◆ **PROBLEM TO WORK ON**
Print the complete set of entries exactly.

◆ **SOURCE MATERIAL**
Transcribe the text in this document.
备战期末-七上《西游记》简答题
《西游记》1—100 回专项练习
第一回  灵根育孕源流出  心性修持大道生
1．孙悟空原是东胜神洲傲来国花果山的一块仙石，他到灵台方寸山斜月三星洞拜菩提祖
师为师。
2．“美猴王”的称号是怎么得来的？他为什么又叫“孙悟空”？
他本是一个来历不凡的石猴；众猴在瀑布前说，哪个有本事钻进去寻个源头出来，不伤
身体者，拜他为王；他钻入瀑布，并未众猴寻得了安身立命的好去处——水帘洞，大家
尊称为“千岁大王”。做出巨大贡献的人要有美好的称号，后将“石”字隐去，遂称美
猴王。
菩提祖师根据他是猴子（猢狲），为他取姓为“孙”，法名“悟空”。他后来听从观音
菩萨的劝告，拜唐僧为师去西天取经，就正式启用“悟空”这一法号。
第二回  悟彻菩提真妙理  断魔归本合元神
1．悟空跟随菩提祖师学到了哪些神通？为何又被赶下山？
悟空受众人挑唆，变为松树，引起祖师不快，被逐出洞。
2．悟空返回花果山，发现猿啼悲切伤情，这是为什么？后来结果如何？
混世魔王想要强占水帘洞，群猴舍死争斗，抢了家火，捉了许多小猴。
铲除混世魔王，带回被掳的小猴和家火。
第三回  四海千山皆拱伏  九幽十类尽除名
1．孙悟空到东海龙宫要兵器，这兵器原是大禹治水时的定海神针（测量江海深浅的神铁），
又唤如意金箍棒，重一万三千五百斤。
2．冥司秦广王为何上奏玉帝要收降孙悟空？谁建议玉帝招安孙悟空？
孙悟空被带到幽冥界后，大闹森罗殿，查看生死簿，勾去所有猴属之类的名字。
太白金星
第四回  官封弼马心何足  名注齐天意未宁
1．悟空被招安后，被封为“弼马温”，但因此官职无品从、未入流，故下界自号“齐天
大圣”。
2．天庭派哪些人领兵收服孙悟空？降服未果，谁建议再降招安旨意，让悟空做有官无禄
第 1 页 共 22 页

◆ **THE REPLY**
Transcribe the text in this document.
备战期末-七上《西游记》简答题
《西游记》1—100 回专项练习
第一回  灵根育孕源流出  心性修持大道生
1．孙悟空原是东胜神洲傲来国花果山的一块仙石，他到灵台方寸山斜月三星洞拜菩提祖
师为师。
2．“美猴王”的称号是怎么得来的？他为什么又叫“孙悟空”？
他本是一个来历不凡的石猴；众猴在瀑布前说，哪个有本事钻进去寻个源头出来，不伤
身体者，拜他为王；他钻入瀑布，并未众猴寻得了安身立命的好去处——水帘洞，大家
尊称为“千岁大王”。做出巨大贡献的人要有美好的称号，后将“石”字隐去，遂称美
猴王。
菩提祖师根据他是猴子（猢狲），为他取姓为“孙”，法名“悟空”。他后来听从观音
菩萨的劝告，拜唐僧为师去西天取经，就正式启用“悟空”这一法号。
第二回  悟彻菩提真妙理  断魔归本合元神
1．悟空跟随菩提祖师学到了哪些神通？为何又被赶下山？
悟空受众人挑唆，变为松树，引起祖师不快，被逐出洞。
2．悟空返回花果山，发现猿啼悲切伤情，这是为什么？后来结果如何？
混世魔王想要强占水帘洞，群猴舍死争斗，抢了家火，捉了许多小猴。
铲除混世魔王，带回被掳的小猴和家火。
第三回  四海千山皆拱伏  九幽十类尽除名
1．孙悟空到东海龙宫要兵器，这兵器原是大禹治水时的定海神针（测量江海深浅的神铁），
又唤如意金箍棒，重一万三千五百斤。
2．冥司秦广王为何上奏玉帝要收降孙悟空？谁建议玉帝招安孙悟空？
孙悟空被带到幽冥界后，大闹森罗殿，查看生死簿，勾去所有猴属之类的名字。
太白金星
第四回  官封弼马心何足  名注齐天意未宁
1．悟空被招安后，被封为“弼马温”，但因此官职无品从、未入流，故下界自号“齐天
大圣”。
2．天庭派哪些人领兵收服孙悟空？降服未果，谁建议再降招安旨意，让悟空做有官无禄
第 1 页 共 22 页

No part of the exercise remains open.